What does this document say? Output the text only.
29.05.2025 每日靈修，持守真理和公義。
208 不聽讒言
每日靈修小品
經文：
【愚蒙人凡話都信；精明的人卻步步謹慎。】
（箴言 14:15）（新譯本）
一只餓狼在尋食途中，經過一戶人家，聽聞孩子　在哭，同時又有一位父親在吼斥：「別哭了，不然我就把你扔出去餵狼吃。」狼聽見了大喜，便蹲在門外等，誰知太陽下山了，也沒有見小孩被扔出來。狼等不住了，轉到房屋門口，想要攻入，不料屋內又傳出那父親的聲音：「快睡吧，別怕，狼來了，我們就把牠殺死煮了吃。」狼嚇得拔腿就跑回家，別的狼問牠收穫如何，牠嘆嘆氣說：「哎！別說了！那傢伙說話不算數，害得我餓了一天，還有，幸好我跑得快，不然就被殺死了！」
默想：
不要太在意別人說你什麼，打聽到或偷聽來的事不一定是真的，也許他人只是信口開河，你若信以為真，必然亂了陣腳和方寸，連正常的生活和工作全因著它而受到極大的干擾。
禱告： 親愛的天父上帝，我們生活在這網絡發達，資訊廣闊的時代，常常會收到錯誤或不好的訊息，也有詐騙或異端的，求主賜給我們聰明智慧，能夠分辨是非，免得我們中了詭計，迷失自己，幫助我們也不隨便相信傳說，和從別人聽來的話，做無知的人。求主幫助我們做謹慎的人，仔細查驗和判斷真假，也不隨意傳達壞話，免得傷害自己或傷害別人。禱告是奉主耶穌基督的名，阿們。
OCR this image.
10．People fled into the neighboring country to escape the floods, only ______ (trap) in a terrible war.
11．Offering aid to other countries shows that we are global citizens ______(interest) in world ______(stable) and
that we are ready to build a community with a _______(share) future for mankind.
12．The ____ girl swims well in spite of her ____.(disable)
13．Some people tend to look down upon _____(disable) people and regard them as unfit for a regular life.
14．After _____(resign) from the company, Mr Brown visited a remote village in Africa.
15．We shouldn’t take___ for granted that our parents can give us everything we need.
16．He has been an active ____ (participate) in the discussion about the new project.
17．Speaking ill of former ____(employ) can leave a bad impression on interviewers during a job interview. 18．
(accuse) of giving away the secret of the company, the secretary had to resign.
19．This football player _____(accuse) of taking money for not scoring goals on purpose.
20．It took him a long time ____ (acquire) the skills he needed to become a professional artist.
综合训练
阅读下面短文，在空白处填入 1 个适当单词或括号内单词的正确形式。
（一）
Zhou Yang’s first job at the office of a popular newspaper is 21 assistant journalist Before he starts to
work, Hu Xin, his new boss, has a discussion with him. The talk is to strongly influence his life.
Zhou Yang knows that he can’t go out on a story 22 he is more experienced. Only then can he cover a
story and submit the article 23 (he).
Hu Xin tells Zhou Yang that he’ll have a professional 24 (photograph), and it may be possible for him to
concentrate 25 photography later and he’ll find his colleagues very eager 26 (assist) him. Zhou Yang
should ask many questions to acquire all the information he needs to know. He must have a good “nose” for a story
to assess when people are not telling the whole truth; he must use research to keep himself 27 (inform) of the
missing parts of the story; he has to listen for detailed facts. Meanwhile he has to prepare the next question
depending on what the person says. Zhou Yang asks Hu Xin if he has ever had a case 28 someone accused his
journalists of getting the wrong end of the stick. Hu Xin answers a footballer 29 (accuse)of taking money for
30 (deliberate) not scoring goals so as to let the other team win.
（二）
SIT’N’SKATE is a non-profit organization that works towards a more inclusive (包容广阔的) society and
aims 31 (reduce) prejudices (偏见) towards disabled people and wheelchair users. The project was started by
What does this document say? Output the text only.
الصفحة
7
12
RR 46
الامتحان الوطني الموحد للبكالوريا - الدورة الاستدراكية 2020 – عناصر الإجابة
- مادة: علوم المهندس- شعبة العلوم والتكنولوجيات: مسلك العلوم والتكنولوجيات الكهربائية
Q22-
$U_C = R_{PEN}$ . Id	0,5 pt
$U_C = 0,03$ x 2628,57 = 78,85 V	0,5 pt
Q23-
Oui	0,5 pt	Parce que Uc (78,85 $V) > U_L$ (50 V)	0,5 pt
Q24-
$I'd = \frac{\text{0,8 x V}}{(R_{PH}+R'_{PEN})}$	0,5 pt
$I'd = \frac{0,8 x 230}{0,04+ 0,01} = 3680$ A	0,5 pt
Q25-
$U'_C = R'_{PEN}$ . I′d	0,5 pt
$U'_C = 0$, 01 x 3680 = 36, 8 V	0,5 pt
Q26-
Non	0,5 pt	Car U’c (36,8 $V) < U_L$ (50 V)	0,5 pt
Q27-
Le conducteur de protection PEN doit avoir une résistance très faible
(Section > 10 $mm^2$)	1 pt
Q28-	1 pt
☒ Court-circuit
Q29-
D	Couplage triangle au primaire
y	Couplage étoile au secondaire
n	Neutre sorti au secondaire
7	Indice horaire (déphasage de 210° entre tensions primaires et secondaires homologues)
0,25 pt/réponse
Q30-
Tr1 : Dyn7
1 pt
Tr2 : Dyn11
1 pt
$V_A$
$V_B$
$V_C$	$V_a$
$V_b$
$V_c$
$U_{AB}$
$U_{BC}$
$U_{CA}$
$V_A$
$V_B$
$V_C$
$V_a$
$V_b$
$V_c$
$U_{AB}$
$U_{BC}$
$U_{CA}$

**Prompt**: Find how many lines of the material carry the string "scoring". Only the number should be in the answer.

**Complete answer**: 2